-- INSTRUCTION --
Below are entries to be transcribed exactly; exclude the pictures from the copy.

---- GIVEN ENTRIES

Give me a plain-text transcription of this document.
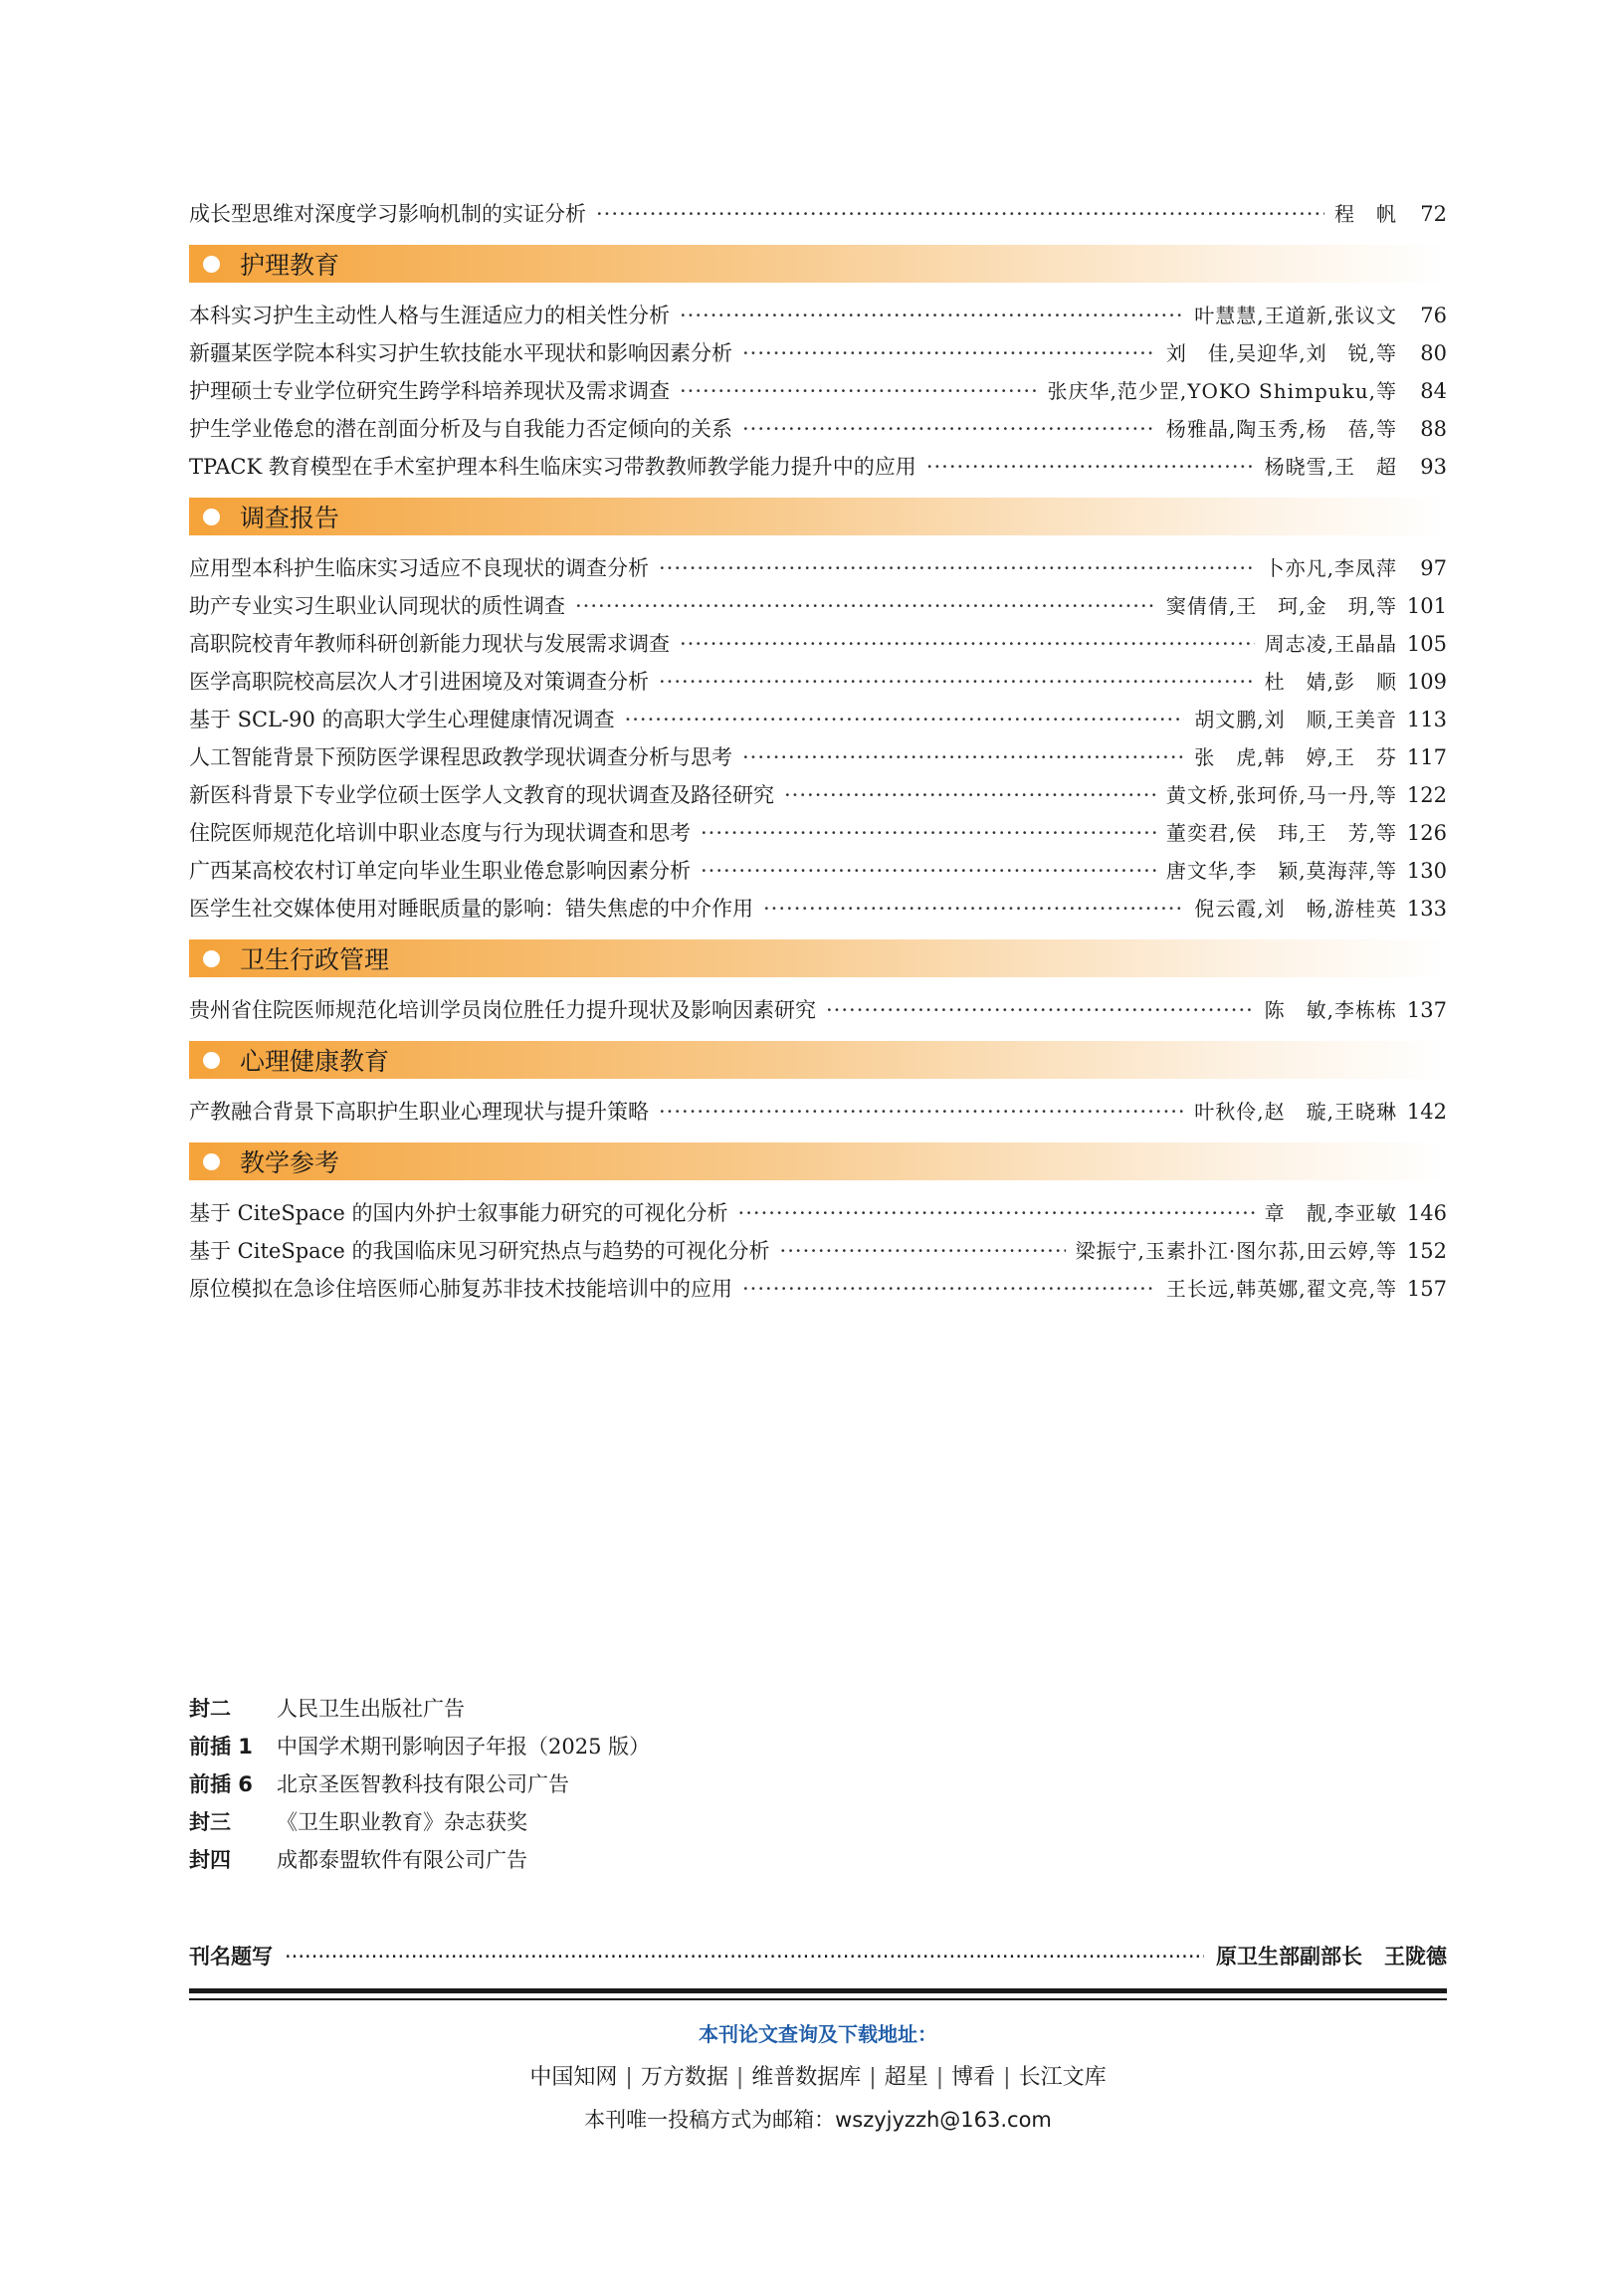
成长型思维对深度学习影响机制的实证分析 ·····	程　帆	72
护理教育
本科实习护生主动性人格与生涯适应力的相关性分析 ·····	叶慧慧,王道新,张议文	76
新疆某医学院本科实习护生软技能水平现状和影响因素分析 ·····	刘　佳,吴迎华,刘　锐,等	80
护理硕士专业学位研究生跨学科培养现状及需求调查 ·····	张庆华,范少罡,YOKO Shimpuku,等	84
护生学业倦怠的潜在剖面分析及与自我能力否定倾向的关系 ·····	杨雅晶,陶玉秀,杨　蓓,等	88
TPACK 教育模型在手术室护理本科生临床实习带教教师教学能力提升中的应用 ·····	杨晓雪,王　超	93
调查报告
应用型本科护生临床实习适应不良现状的调查分析 ·····	卜亦凡,李凤萍	97
助产专业实习生职业认同现状的质性调查 ·····	窦倩倩,王　珂,金　玥,等 101
高职院校青年教师科研创新能力现状与发展需求调查 ·····	周志凌,王晶晶 105
医学高职院校高层次人才引进困境及对策调查分析 ·····	杜　婧,彭　顺 109
基于 SCL-90 的高职大学生心理健康情况调查 ·····	胡文鹏,刘　顺,王美音 113
人工智能背景下预防医学课程思政教学现状调查分析与思考 ·····	张　虎,韩　婷,王　芬 117
新医科背景下专业学位硕士医学人文教育的现状调查及路径研究 ·····	黄文桥,张珂侨,马一丹,等 122
住院医师规范化培训中职业态度与行为现状调查和思考 ·····	董奕君,侯　玮,王　芳,等 126
广西某高校农村订单定向毕业生职业倦怠影响因素分析 ·····	唐文华,李　颖,莫海萍,等 130
医学生社交媒体使用对睡眠质量的影响：错失焦虑的中介作用 ·····	倪云霞,刘　畅,游桂英 133
卫生行政管理
贵州省住院医师规范化培训学员岗位胜任力提升现状及影响因素研究 ·····	陈　敏,李栋栋 137
心理健康教育
产教融合背景下高职护生职业心理现状与提升策略 ·····	叶秋伶,赵　璇,王晓琳 142
教学参考
基于 CiteSpace 的国内外护士叙事能力研究的可视化分析 ·····	章　靓,李亚敏 146
基于 CiteSpace 的我国临床见习研究热点与趋势的可视化分析 ·····	梁振宁,玉素扑江·图尔荪,田云婷,等 152
原位模拟在急诊住培医师心肺复苏非技术技能培训中的应用 ·····	王长远,韩英娜,翟文亮,等 157
封二	人民卫生出版社广告
前插 1	中国学术期刊影响因子年报（2025 版）
前插 6	北京圣医智教科技有限公司广告
封三	《卫生职业教育》杂志获奖
封四	成都泰盟软件有限公司广告
刊名题写 ·····	原卫生部副部长 王陇德
本刊论文查询及下载地址：
中国知网 | 万方数据 | 维普数据库 | 超星 | 博看 | 长江文库
本刊唯一投稿方式为邮箱：wszyjyzzh@163.com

--------

-- ANSWER FOR THIS EXERCISE --
Give me a plain-text transcription of this document.
成长型思维对深度学习影响机制的实证分析 ·····	程　帆	72
护理教育
本科实习护生主动性人格与生涯适应力的相关性分析 ·····	叶慧慧,王道新,张议文	76
新疆某医学院本科实习护生软技能水平现状和影响因素分析 ·····	刘　佳,吴迎华,刘　锐,等	80
护理硕士专业学位研究生跨学科培养现状及需求调查 ·····	张庆华,范少罡,YOKO Shimpuku,等	84
护生学业倦怠的潜在剖面分析及与自我能力否定倾向的关系 ·····	杨雅晶,陶玉秀,杨　蓓,等	88
TPACK 教育模型在手术室护理本科生临床实习带教教师教学能力提升中的应用 ·····	杨晓雪,王　超	93
调查报告
应用型本科护生临床实习适应不良现状的调查分析 ·····	卜亦凡,李凤萍	97
助产专业实习生职业认同现状的质性调查 ·····	窦倩倩,王　珂,金　玥,等 101
高职院校青年教师科研创新能力现状与发展需求调查 ·····	周志凌,王晶晶 105
医学高职院校高层次人才引进困境及对策调查分析 ·····	杜　婧,彭　顺 109
基于 SCL-90 的高职大学生心理健康情况调查 ·····	胡文鹏,刘　顺,王美音 113
人工智能背景下预防医学课程思政教学现状调查分析与思考 ·····	张　虎,韩　婷,王　芬 117
新医科背景下专业学位硕士医学人文教育的现状调查及路径研究 ·····	黄文桥,张珂侨,马一丹,等 122
住院医师规范化培训中职业态度与行为现状调查和思考 ·····	董奕君,侯　玮,王　芳,等 126
广西某高校农村订单定向毕业生职业倦怠影响因素分析 ·····	唐文华,李　颖,莫海萍,等 130
医学生社交媒体使用对睡眠质量的影响：错失焦虑的中介作用 ·····	倪云霞,刘　畅,游桂英 133
卫生行政管理
贵州省住院医师规范化培训学员岗位胜任力提升现状及影响因素研究 ·····	陈　敏,李栋栋 137
心理健康教育
产教融合背景下高职护生职业心理现状与提升策略 ·····	叶秋伶,赵　璇,王晓琳 142
教学参考
基于 CiteSpace 的国内外护士叙事能力研究的可视化分析 ·····	章　靓,李亚敏 146
基于 CiteSpace 的我国临床见习研究热点与趋势的可视化分析 ·····	梁振宁,玉素扑江·图尔荪,田云婷,等 152
原位模拟在急诊住培医师心肺复苏非技术技能培训中的应用 ·····	王长远,韩英娜,翟文亮,等 157
封二	人民卫生出版社广告
前插 1	中国学术期刊影响因子年报（2025 版）
前插 6	北京圣医智教科技有限公司广告
封三	《卫生职业教育》杂志获奖
封四	成都泰盟软件有限公司广告
刊名题写 ·····	原卫生部副部长 王陇德
本刊论文查询及下载地址：
中国知网 | 万方数据 | 维普数据库 | 超星 | 博看 | 长江文库
本刊唯一投稿方式为邮箱：wszyjyzzh@163.com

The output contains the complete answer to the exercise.